Set exercise: Copy out every line that contains "this".

Record list:
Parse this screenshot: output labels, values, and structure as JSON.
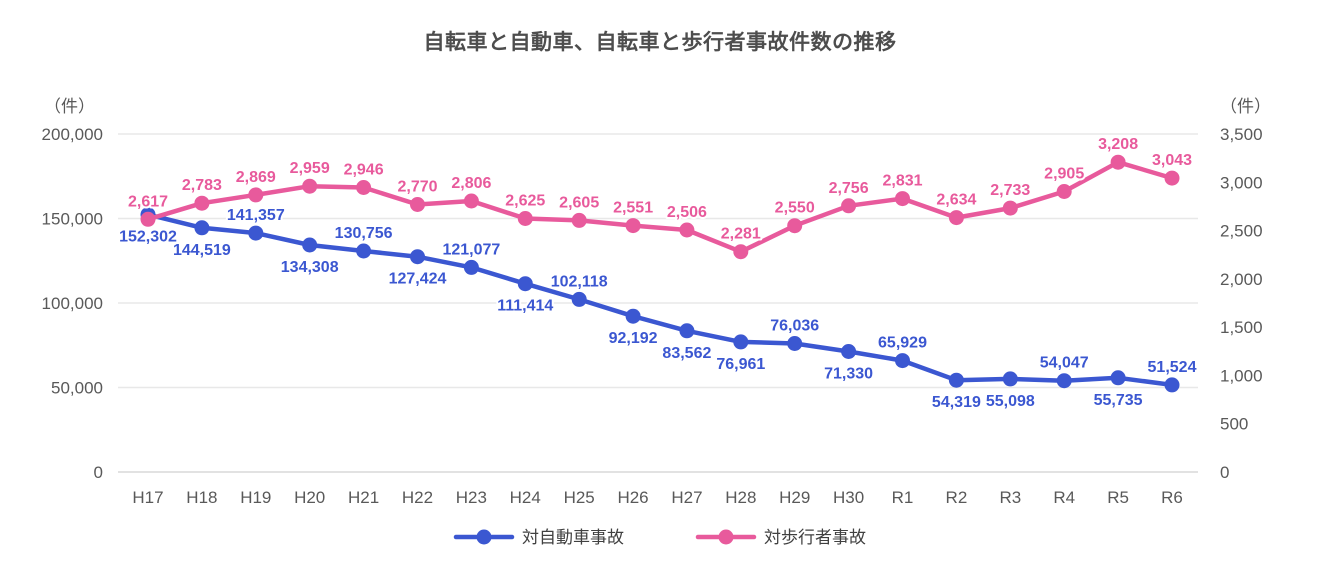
{
  "chart_data": {
    "type": "line",
    "title": "自転車と自動車、自転車と歩行者事故件数の推移",
    "categories": [
      "H17",
      "H18",
      "H19",
      "H20",
      "H21",
      "H22",
      "H23",
      "H24",
      "H25",
      "H26",
      "H27",
      "H28",
      "H29",
      "H30",
      "R1",
      "R2",
      "R3",
      "R4",
      "R5",
      "R6"
    ],
    "series": [
      {
        "name": "対自動車事故",
        "axis": "left",
        "color": "#3b57d1",
        "values": [
          152302,
          144519,
          141357,
          134308,
          130756,
          127424,
          121077,
          111414,
          102118,
          92192,
          83562,
          76961,
          76036,
          71330,
          65929,
          54319,
          55098,
          54047,
          55735,
          51524
        ],
        "label_positions": [
          "below",
          "below",
          "above",
          "below",
          "above",
          "below",
          "above",
          "below",
          "above",
          "below",
          "below",
          "below",
          "above",
          "below",
          "above",
          "below",
          "below",
          "above",
          "below",
          "above"
        ]
      },
      {
        "name": "対歩行者事故",
        "axis": "right",
        "color": "#e85a9c",
        "values": [
          2617,
          2783,
          2869,
          2959,
          2946,
          2770,
          2806,
          2625,
          2605,
          2551,
          2506,
          2281,
          2550,
          2756,
          2831,
          2634,
          2733,
          2905,
          3208,
          3043
        ],
        "label_positions": [
          "above",
          "above",
          "above",
          "above",
          "above",
          "above",
          "above",
          "above",
          "above",
          "above",
          "above",
          "above",
          "above",
          "above",
          "above",
          "above",
          "above",
          "above",
          "above",
          "above"
        ]
      }
    ],
    "left_axis": {
      "unit": "（件）",
      "min": 0,
      "max": 200000,
      "step": 50000
    },
    "right_axis": {
      "unit": "（件）",
      "min": 0,
      "max": 3500,
      "step": 500
    },
    "grid": "horizontal",
    "legend_position": "bottom",
    "colors": {
      "grid_line": "#e8e8e8",
      "zero_line": "#d9d9d9",
      "axis_text": "#595959",
      "title_text": "#4d4d4d"
    }
  }
}
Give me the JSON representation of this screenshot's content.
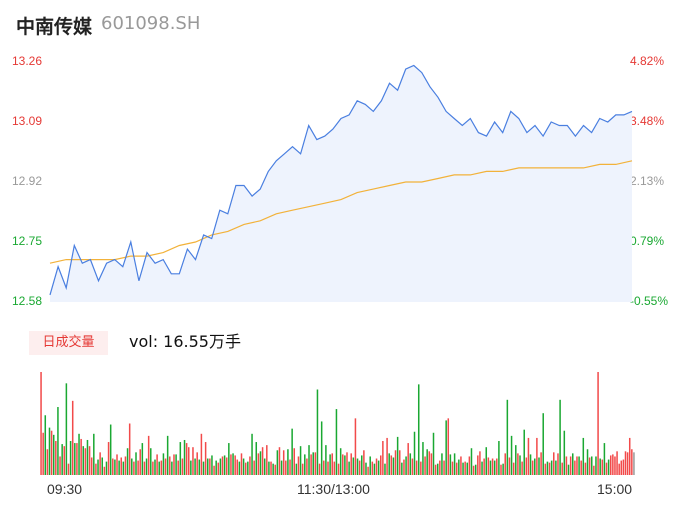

The response:
Parse this screenshot: output labels, values, and structure as JSON.
Give me the JSON representation of this screenshot's content.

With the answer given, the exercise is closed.